Return the count of lines that hold the string "time", with no other words.

::::::

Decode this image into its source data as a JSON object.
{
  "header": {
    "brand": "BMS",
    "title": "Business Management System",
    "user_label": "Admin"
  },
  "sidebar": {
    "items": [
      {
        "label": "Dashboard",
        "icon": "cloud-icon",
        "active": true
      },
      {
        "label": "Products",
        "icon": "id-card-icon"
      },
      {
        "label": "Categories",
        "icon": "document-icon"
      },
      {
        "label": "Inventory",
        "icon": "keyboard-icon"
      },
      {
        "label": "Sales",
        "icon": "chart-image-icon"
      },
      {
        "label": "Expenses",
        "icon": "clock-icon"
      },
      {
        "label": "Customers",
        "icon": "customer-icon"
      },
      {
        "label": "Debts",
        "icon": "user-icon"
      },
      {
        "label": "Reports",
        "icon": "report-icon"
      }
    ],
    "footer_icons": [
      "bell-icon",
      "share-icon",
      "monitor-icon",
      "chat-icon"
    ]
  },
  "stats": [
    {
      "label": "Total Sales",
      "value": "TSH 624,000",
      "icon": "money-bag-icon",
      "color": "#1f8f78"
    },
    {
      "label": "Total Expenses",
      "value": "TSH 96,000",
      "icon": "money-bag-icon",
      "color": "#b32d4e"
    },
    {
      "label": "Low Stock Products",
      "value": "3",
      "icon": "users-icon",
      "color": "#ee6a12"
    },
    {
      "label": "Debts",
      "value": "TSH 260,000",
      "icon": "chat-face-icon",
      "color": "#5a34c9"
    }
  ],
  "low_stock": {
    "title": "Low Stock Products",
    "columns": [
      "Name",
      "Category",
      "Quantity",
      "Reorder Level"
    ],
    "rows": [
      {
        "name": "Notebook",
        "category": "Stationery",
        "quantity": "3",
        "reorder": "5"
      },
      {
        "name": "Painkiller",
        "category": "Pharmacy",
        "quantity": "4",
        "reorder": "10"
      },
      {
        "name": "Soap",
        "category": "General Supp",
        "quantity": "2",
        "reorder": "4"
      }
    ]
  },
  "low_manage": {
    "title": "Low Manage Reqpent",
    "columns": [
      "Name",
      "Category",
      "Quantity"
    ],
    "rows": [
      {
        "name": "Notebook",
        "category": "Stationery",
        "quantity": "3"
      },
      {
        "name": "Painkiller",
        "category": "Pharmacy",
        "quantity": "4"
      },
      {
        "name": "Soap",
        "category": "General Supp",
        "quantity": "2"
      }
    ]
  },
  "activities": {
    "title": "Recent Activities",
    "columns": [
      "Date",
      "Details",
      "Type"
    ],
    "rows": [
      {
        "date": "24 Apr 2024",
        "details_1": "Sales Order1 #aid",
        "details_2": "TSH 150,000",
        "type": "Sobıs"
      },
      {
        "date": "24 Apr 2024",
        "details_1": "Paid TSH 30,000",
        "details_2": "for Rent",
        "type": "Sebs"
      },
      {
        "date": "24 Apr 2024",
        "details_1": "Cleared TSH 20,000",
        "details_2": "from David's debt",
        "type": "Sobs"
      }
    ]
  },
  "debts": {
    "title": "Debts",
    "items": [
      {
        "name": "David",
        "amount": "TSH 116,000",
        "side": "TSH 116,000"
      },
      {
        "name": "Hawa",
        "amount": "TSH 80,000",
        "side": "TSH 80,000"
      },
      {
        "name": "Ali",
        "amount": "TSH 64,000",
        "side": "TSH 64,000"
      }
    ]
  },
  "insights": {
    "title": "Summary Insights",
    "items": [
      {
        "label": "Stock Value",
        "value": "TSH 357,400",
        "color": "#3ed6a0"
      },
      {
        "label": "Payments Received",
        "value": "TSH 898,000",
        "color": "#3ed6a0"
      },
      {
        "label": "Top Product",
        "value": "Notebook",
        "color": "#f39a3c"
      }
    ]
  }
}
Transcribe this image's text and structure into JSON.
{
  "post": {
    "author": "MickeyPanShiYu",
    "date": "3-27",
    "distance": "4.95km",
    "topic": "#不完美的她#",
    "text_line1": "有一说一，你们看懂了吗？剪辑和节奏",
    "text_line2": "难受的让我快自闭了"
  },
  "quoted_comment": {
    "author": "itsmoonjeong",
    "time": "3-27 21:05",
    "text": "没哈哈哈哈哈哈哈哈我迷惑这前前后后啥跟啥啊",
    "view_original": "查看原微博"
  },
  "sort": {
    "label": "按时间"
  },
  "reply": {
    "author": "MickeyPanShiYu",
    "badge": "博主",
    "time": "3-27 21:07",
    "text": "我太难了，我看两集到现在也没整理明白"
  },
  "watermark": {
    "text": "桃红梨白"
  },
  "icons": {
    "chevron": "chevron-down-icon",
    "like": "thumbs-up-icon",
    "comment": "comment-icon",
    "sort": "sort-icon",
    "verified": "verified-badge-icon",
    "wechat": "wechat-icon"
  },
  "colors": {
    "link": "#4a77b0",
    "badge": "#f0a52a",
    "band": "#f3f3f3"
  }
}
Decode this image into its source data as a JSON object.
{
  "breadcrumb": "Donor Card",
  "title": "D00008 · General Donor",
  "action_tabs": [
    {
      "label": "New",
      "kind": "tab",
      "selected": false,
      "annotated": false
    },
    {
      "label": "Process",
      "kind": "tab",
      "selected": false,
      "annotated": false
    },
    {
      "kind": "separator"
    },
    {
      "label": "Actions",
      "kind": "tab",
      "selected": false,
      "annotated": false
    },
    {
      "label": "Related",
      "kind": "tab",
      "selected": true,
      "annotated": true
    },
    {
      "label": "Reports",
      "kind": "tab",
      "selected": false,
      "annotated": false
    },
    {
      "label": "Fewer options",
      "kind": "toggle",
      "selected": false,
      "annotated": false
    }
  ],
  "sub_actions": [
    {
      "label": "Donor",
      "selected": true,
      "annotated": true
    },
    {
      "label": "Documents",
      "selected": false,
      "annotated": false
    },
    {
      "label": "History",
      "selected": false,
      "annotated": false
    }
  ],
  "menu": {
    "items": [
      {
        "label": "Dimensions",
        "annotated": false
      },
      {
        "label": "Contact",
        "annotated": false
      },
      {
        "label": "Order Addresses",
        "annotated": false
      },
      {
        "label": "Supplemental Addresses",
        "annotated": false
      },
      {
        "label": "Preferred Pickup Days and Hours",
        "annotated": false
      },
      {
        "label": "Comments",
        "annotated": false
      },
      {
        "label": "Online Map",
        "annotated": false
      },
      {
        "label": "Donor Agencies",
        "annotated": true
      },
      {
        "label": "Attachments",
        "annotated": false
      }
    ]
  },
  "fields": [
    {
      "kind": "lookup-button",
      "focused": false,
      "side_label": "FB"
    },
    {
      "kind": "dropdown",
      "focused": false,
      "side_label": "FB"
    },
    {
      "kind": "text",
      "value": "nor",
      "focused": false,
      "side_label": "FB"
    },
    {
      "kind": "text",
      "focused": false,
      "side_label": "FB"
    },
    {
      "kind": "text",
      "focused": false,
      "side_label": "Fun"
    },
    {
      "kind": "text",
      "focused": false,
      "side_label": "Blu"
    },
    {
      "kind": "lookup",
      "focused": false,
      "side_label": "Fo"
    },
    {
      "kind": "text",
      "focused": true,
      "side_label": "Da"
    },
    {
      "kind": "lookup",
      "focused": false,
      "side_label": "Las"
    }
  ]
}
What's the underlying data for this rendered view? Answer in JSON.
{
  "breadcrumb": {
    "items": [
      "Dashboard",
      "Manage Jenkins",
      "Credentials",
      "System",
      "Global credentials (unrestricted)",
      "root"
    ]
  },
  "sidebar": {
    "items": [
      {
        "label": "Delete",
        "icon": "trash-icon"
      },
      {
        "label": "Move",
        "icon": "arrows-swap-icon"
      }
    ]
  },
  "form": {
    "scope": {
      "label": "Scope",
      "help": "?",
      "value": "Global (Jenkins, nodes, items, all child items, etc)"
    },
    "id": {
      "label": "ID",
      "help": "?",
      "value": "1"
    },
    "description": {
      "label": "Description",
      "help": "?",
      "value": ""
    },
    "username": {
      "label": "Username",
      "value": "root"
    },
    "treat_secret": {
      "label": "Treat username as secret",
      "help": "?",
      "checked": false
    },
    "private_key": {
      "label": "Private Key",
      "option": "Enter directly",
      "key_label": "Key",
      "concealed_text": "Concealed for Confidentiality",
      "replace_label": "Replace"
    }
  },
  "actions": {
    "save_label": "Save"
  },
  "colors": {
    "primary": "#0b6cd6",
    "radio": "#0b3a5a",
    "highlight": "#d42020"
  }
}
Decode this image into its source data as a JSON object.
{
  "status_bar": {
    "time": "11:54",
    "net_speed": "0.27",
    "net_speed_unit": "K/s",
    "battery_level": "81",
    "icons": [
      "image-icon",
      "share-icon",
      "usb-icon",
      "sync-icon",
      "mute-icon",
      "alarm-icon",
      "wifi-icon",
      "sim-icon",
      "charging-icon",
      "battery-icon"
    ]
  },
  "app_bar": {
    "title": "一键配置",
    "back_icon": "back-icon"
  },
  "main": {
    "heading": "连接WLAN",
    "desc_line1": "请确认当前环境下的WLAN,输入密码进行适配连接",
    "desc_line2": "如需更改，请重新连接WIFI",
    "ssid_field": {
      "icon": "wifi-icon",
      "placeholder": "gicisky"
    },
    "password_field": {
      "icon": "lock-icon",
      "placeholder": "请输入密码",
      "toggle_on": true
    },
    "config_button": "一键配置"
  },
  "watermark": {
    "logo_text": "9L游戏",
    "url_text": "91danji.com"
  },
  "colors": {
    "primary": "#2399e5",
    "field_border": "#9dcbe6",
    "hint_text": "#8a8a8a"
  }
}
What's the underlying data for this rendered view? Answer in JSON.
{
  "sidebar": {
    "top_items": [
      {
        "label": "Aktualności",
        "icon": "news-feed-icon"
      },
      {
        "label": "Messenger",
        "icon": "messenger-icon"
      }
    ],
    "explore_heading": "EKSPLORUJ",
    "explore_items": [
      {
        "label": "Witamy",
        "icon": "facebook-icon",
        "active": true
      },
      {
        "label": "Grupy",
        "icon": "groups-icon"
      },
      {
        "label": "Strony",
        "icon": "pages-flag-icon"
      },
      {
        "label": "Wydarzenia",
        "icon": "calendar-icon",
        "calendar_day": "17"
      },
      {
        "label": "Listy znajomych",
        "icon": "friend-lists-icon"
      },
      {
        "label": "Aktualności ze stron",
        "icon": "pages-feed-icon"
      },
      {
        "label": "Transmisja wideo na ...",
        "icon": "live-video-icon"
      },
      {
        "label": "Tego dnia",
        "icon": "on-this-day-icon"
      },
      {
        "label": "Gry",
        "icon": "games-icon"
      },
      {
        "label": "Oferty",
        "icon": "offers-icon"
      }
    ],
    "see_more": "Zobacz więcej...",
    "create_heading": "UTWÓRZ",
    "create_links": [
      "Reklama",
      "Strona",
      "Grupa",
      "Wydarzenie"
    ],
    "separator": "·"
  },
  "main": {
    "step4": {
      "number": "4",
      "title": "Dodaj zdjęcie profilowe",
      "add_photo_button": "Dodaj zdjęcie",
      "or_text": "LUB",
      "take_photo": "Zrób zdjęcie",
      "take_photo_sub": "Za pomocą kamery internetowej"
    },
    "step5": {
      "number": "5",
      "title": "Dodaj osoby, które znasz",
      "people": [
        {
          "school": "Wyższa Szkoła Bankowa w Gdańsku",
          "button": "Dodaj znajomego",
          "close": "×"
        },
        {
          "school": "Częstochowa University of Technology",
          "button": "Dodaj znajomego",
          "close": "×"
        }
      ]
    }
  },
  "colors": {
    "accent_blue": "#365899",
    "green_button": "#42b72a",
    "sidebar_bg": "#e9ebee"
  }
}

::::::

[WRITTEN REPLY]
3